>> BEGIN DATA PROVIDED

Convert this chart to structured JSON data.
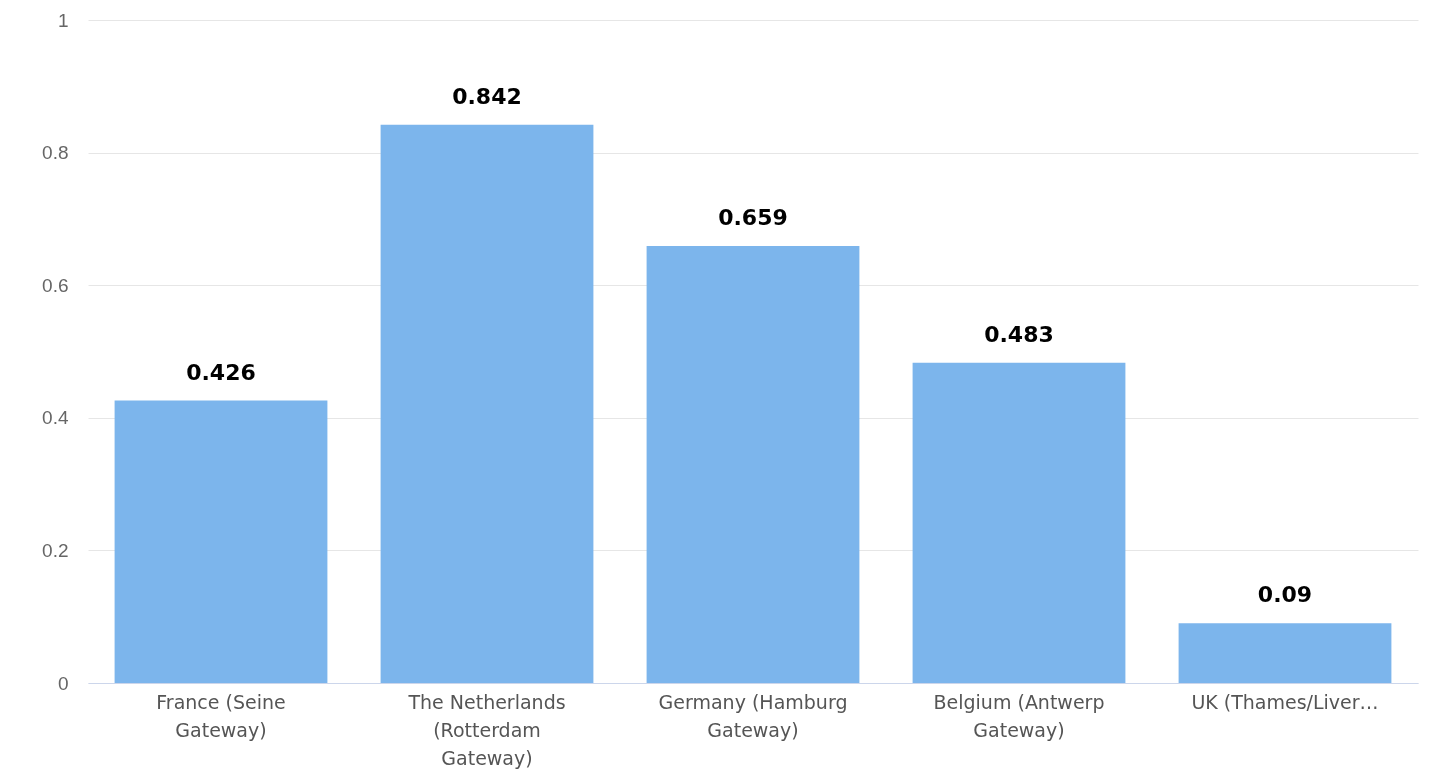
{
  "chart_data": {
    "type": "bar",
    "categories": [
      "France (Seine Gateway)",
      "The Netherlands (Rotterdam Gateway)",
      "Germany (Hamburg Gateway)",
      "Belgium (Antwerp Gateway)",
      "UK (Thames/Liver…"
    ],
    "values": [
      0.426,
      0.842,
      0.659,
      0.483,
      0.09
    ],
    "color": "#7cb5ec",
    "ylim": [
      0,
      1
    ],
    "yticks": [
      0,
      0.2,
      0.4,
      0.6,
      0.8,
      1
    ],
    "grid": "y",
    "data_labels": true
  }
}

>> END DATA PROVIDED

▶ EXERCISE DETAILS
From the data above, gather every line that includes the word "Gateway".

▶ RESULT OF THIS TASK
      "France (Seine Gateway)",
      "The Netherlands (Rotterdam Gateway)",
      "Germany (Hamburg Gateway)",
      "Belgium (Antwerp Gateway)",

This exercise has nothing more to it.